Copy, from the entries below, each line where the word "title" can be found.

# # # # #

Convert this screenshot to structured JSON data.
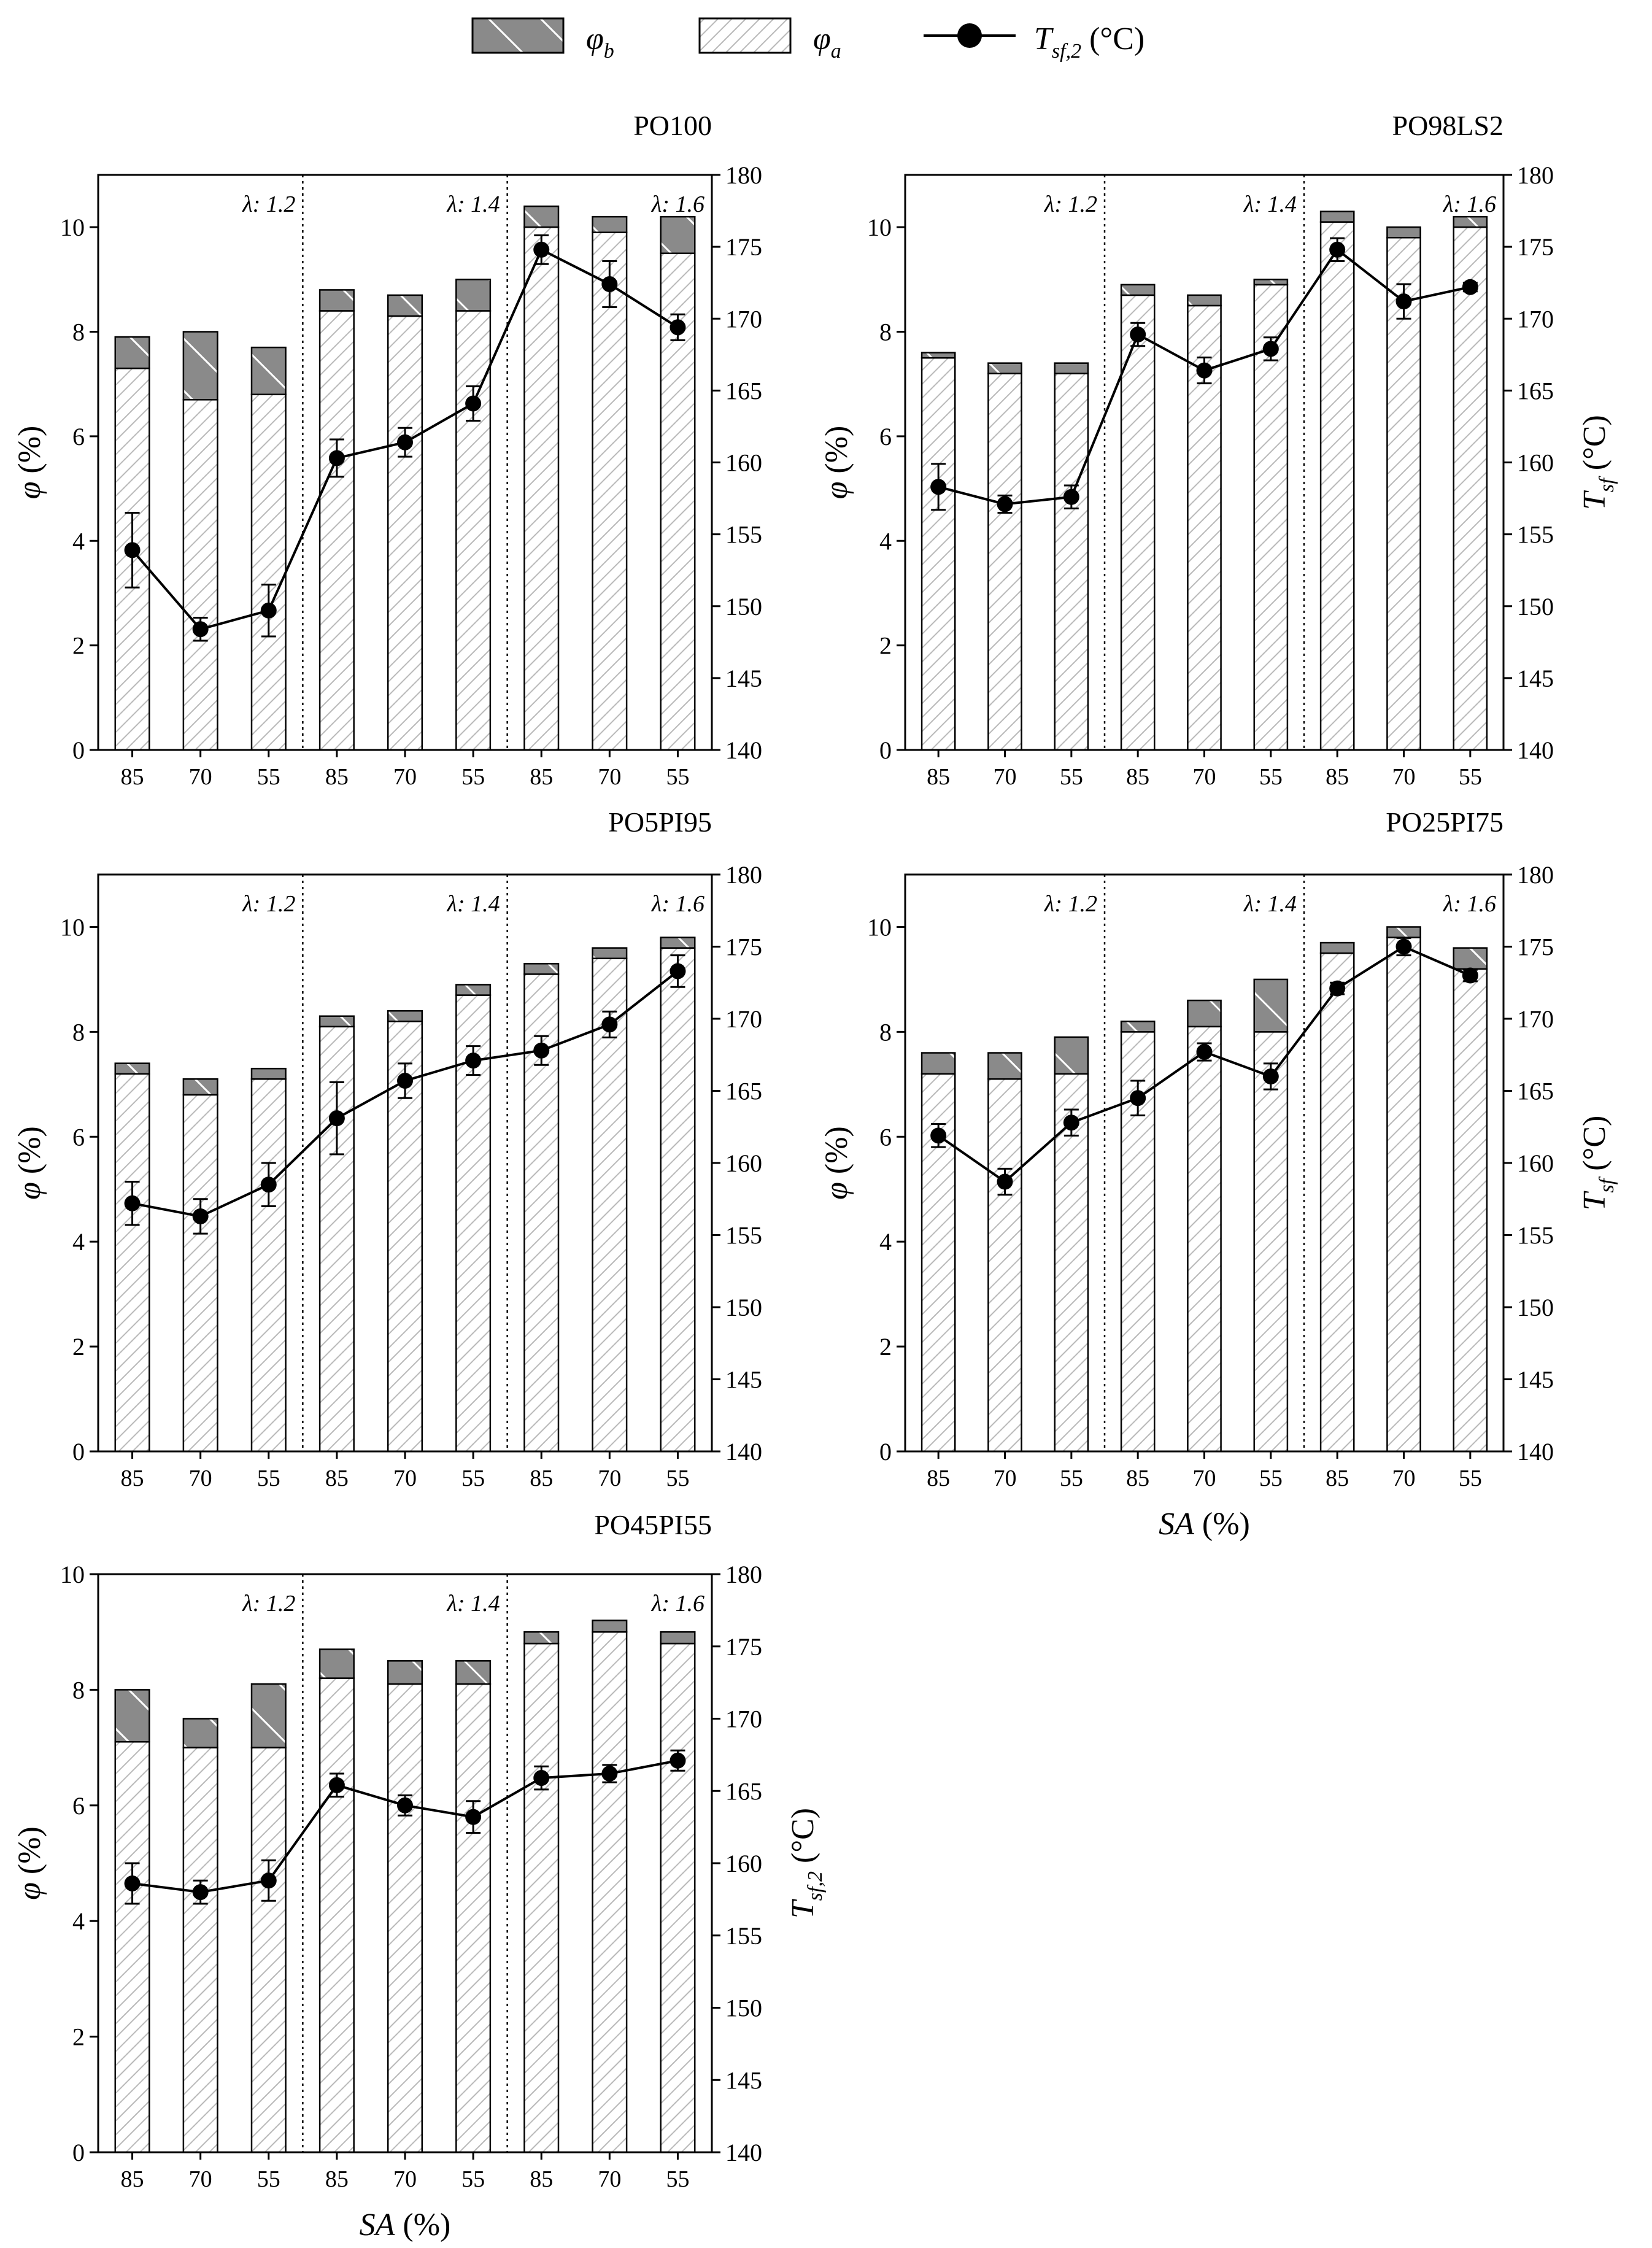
{
  "legend": {
    "items": [
      {
        "key": "phi_b",
        "symbol": "φ",
        "sub": "b",
        "kind": "bar_b"
      },
      {
        "key": "phi_a",
        "symbol": "φ",
        "sub": "a",
        "kind": "bar_a"
      },
      {
        "key": "tsf2",
        "symbol": "T",
        "sub": "sf,2",
        "unit": " (°C)",
        "kind": "line"
      }
    ]
  },
  "colors": {
    "bar_b_fill": "#8a8a8a",
    "bar_a_hatch": "#b9b9b9",
    "line": "#000000",
    "axis": "#000000"
  },
  "chart_data": [
    {
      "type": "bar",
      "title": "PO100",
      "categories": [
        "85",
        "70",
        "55",
        "85",
        "70",
        "55",
        "85",
        "70",
        "55"
      ],
      "groups": [
        "λ: 1.2",
        "λ: 1.4",
        "λ: 1.6"
      ],
      "ylabel": "φ (%)",
      "ylabel_sym": "φ",
      "ylabel_unit": " (%)",
      "ylim": [
        0,
        11
      ],
      "yticks": [
        0,
        2,
        4,
        6,
        8,
        10
      ],
      "y2label": "",
      "y2label_sym": "",
      "y2label_sub": "",
      "y2lim": [
        140,
        180
      ],
      "y2ticks": [
        140,
        145,
        150,
        155,
        160,
        165,
        170,
        175,
        180
      ],
      "xlabel": "",
      "xlabel_sym": "",
      "xlabel_unit": "",
      "series": [
        {
          "name": "φa",
          "values": [
            7.3,
            6.7,
            6.8,
            8.4,
            8.3,
            8.4,
            10.0,
            9.9,
            9.5
          ]
        },
        {
          "name": "φb",
          "values": [
            0.6,
            1.3,
            0.9,
            0.4,
            0.4,
            0.6,
            0.4,
            0.3,
            0.7
          ]
        },
        {
          "name": "Tsf,2",
          "values": [
            153.9,
            148.4,
            149.7,
            160.3,
            161.4,
            164.1,
            174.8,
            172.4,
            169.4
          ],
          "err": [
            2.6,
            0.8,
            1.8,
            1.3,
            1.0,
            1.2,
            1.0,
            1.6,
            0.9
          ]
        }
      ]
    },
    {
      "type": "bar",
      "title": "PO98LS2",
      "categories": [
        "85",
        "70",
        "55",
        "85",
        "70",
        "55",
        "85",
        "70",
        "55"
      ],
      "groups": [
        "λ: 1.2",
        "λ: 1.4",
        "λ: 1.6"
      ],
      "ylabel": "φ (%)",
      "ylabel_sym": "φ",
      "ylabel_unit": " (%)",
      "ylim": [
        0,
        11
      ],
      "yticks": [
        0,
        2,
        4,
        6,
        8,
        10
      ],
      "y2label": "Tsf (°C)",
      "y2label_sym": "T",
      "y2label_sub": "sf",
      "y2lim": [
        140,
        180
      ],
      "y2ticks": [
        140,
        145,
        150,
        155,
        160,
        165,
        170,
        175,
        180
      ],
      "xlabel": "",
      "xlabel_sym": "",
      "xlabel_unit": "",
      "series": [
        {
          "name": "φa",
          "values": [
            7.5,
            7.2,
            7.2,
            8.7,
            8.5,
            8.9,
            10.1,
            9.8,
            10.0
          ]
        },
        {
          "name": "φb",
          "values": [
            0.1,
            0.2,
            0.2,
            0.2,
            0.2,
            0.1,
            0.2,
            0.2,
            0.2
          ]
        },
        {
          "name": "Tsf",
          "values": [
            158.3,
            157.1,
            157.6,
            168.9,
            166.4,
            167.9,
            174.8,
            171.2,
            172.2
          ],
          "err": [
            1.6,
            0.6,
            0.8,
            0.8,
            0.9,
            0.8,
            0.8,
            1.2,
            0.3
          ]
        }
      ]
    },
    {
      "type": "bar",
      "title": "PO5PI95",
      "categories": [
        "85",
        "70",
        "55",
        "85",
        "70",
        "55",
        "85",
        "70",
        "55"
      ],
      "groups": [
        "λ: 1.2",
        "λ: 1.4",
        "λ: 1.6"
      ],
      "ylabel": "φ (%)",
      "ylabel_sym": "φ",
      "ylabel_unit": " (%)",
      "ylim": [
        0,
        11
      ],
      "yticks": [
        0,
        2,
        4,
        6,
        8,
        10
      ],
      "y2label": "",
      "y2label_sym": "",
      "y2label_sub": "",
      "y2lim": [
        140,
        180
      ],
      "y2ticks": [
        140,
        145,
        150,
        155,
        160,
        165,
        170,
        175,
        180
      ],
      "xlabel": "",
      "xlabel_sym": "",
      "xlabel_unit": "",
      "series": [
        {
          "name": "φa",
          "values": [
            7.2,
            6.8,
            7.1,
            8.1,
            8.2,
            8.7,
            9.1,
            9.4,
            9.6
          ]
        },
        {
          "name": "φb",
          "values": [
            0.2,
            0.3,
            0.2,
            0.2,
            0.2,
            0.2,
            0.2,
            0.2,
            0.2
          ]
        },
        {
          "name": "Tsf,2",
          "values": [
            157.2,
            156.3,
            158.5,
            163.1,
            165.7,
            167.1,
            167.8,
            169.6,
            173.3
          ],
          "err": [
            1.5,
            1.2,
            1.5,
            2.5,
            1.2,
            1.0,
            1.0,
            0.9,
            1.1
          ]
        }
      ]
    },
    {
      "type": "bar",
      "title": "PO25PI75",
      "categories": [
        "85",
        "70",
        "55",
        "85",
        "70",
        "55",
        "85",
        "70",
        "55"
      ],
      "groups": [
        "λ: 1.2",
        "λ: 1.4",
        "λ: 1.6"
      ],
      "ylabel": "φ (%)",
      "ylabel_sym": "φ",
      "ylabel_unit": " (%)",
      "ylim": [
        0,
        11
      ],
      "yticks": [
        0,
        2,
        4,
        6,
        8,
        10
      ],
      "y2label": "Tsf (°C)",
      "y2label_sym": "T",
      "y2label_sub": "sf",
      "y2lim": [
        140,
        180
      ],
      "y2ticks": [
        140,
        145,
        150,
        155,
        160,
        165,
        170,
        175,
        180
      ],
      "xlabel": "SA (%)",
      "xlabel_sym": "SA",
      "xlabel_unit": " (%)",
      "series": [
        {
          "name": "φa",
          "values": [
            7.2,
            7.1,
            7.2,
            8.0,
            8.1,
            8.0,
            9.5,
            9.8,
            9.2
          ]
        },
        {
          "name": "φb",
          "values": [
            0.4,
            0.5,
            0.7,
            0.2,
            0.5,
            1.0,
            0.2,
            0.2,
            0.4
          ]
        },
        {
          "name": "Tsf",
          "values": [
            161.9,
            158.7,
            162.8,
            164.5,
            167.7,
            166.0,
            172.1,
            175.0,
            173.0
          ],
          "err": [
            0.8,
            0.9,
            0.9,
            1.2,
            0.6,
            0.9,
            0.4,
            0.6,
            0.4
          ]
        }
      ]
    },
    {
      "type": "bar",
      "title": "PO45PI55",
      "categories": [
        "85",
        "70",
        "55",
        "85",
        "70",
        "55",
        "85",
        "70",
        "55"
      ],
      "groups": [
        "λ: 1.2",
        "λ: 1.4",
        "λ: 1.6"
      ],
      "ylabel": "φ (%)",
      "ylabel_sym": "φ",
      "ylabel_unit": " (%)",
      "ylim": [
        0,
        10
      ],
      "yticks": [
        0,
        2,
        4,
        6,
        8,
        10
      ],
      "y2label": "Tsf2 (°C)",
      "y2label_sym": "T",
      "y2label_sub": "sf,2",
      "y2lim": [
        140,
        180
      ],
      "y2ticks": [
        140,
        145,
        150,
        155,
        160,
        165,
        170,
        175,
        180
      ],
      "xlabel": "SA (%)",
      "xlabel_sym": "SA",
      "xlabel_unit": " (%)",
      "series": [
        {
          "name": "φa",
          "values": [
            7.1,
            7.0,
            7.0,
            8.2,
            8.1,
            8.1,
            8.8,
            9.0,
            8.8
          ]
        },
        {
          "name": "φb",
          "values": [
            0.9,
            0.5,
            1.1,
            0.5,
            0.4,
            0.4,
            0.2,
            0.2,
            0.2
          ]
        },
        {
          "name": "Tsf,2",
          "values": [
            158.6,
            158.0,
            158.8,
            165.4,
            164.0,
            163.2,
            165.9,
            166.2,
            167.1
          ],
          "err": [
            1.4,
            0.8,
            1.4,
            0.8,
            0.7,
            1.1,
            0.8,
            0.6,
            0.7
          ]
        }
      ]
    }
  ]
}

# # # # #

• Solution to this task
      "title": "PO100",
      "title": "PO98LS2",
      "title": "PO5PI95",
      "title": "PO25PI75",
      "title": "PO45PI55",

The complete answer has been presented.